• _Figure data in JSON_:
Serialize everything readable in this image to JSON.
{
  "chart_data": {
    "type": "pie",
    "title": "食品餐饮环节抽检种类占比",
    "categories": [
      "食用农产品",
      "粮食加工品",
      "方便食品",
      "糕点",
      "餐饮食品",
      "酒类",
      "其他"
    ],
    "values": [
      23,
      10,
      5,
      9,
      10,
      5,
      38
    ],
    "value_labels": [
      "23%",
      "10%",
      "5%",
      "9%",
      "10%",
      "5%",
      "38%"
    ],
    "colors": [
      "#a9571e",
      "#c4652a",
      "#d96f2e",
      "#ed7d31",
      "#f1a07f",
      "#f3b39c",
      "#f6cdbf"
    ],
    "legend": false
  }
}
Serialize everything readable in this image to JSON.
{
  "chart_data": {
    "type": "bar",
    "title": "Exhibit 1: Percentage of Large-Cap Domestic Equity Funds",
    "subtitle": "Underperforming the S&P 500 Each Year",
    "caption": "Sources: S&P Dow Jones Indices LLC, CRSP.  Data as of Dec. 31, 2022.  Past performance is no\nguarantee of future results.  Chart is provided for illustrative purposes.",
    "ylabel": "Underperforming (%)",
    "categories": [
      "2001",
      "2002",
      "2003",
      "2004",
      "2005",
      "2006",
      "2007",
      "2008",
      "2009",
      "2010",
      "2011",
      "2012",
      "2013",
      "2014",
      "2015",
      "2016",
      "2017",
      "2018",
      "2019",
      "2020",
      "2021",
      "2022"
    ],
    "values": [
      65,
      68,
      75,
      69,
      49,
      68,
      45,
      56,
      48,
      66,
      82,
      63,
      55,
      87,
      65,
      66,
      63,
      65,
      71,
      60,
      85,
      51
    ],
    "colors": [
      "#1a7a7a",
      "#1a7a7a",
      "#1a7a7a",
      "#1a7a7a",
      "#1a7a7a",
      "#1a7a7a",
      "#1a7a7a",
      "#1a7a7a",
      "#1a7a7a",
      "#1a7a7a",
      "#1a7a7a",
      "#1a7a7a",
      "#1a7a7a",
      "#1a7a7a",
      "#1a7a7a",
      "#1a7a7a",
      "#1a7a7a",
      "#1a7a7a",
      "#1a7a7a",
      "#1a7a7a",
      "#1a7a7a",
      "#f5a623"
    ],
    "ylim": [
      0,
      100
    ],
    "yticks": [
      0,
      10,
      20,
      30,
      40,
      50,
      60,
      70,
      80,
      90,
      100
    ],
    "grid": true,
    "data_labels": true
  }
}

• _DIRECTIVE_:
Copy out each record, keeping every word as it is.

• _ANSWER TO THE PROBLEM_:
Serialize everything readable in this image to JSON.
{
  "chart_data": {
    "type": "pie",
    "title": "食品餐饮环节抽检种类占比",
    "categories": [
      "食用农产品",
      "粮食加工品",
      "方便食品",
      "糕点",
      "餐饮食品",
      "酒类",
      "其他"
    ],
    "values": [
      23,
      10,
      5,
      9,
      10,
      5,
      38
    ],
    "value_labels": [
      "23%",
      "10%",
      "5%",
      "9%",
      "10%",
      "5%",
      "38%"
    ],
    "colors": [
      "#a9571e",
      "#c4652a",
      "#d96f2e",
      "#ed7d31",
      "#f1a07f",
      "#f3b39c",
      "#f6cdbf"
    ],
    "legend": false
  }
}
Serialize everything readable in this image to JSON.
{
  "chart_data": {
    "type": "bar",
    "title": "Exhibit 1: Percentage of Large-Cap Domestic Equity Funds",
    "subtitle": "Underperforming the S&P 500 Each Year",
    "caption": "Sources: S&P Dow Jones Indices LLC, CRSP.  Data as of Dec. 31, 2022.  Past performance is no\nguarantee of future results.  Chart is provided for illustrative purposes.",
    "ylabel": "Underperforming (%)",
    "categories": [
      "2001",
      "2002",
      "2003",
      "2004",
      "2005",
      "2006",
      "2007",
      "2008",
      "2009",
      "2010",
      "2011",
      "2012",
      "2013",
      "2014",
      "2015",
      "2016",
      "2017",
      "2018",
      "2019",
      "2020",
      "2021",
      "2022"
    ],
    "values": [
      65,
      68,
      75,
      69,
      49,
      68,
      45,
      56,
      48,
      66,
      82,
      63,
      55,
      87,
      65,
      66,
      63,
      65,
      71,
      60,
      85,
      51
    ],
    "colors": [
      "#1a7a7a",
      "#1a7a7a",
      "#1a7a7a",
      "#1a7a7a",
      "#1a7a7a",
      "#1a7a7a",
      "#1a7a7a",
      "#1a7a7a",
      "#1a7a7a",
      "#1a7a7a",
      "#1a7a7a",
      "#1a7a7a",
      "#1a7a7a",
      "#1a7a7a",
      "#1a7a7a",
      "#1a7a7a",
      "#1a7a7a",
      "#1a7a7a",
      "#1a7a7a",
      "#1a7a7a",
      "#1a7a7a",
      "#f5a623"
    ],
    "ylim": [
      0,
      100
    ],
    "yticks": [
      0,
      10,
      20,
      30,
      40,
      50,
      60,
      70,
      80,
      90,
      100
    ],
    "grid": true,
    "data_labels": true
  }
}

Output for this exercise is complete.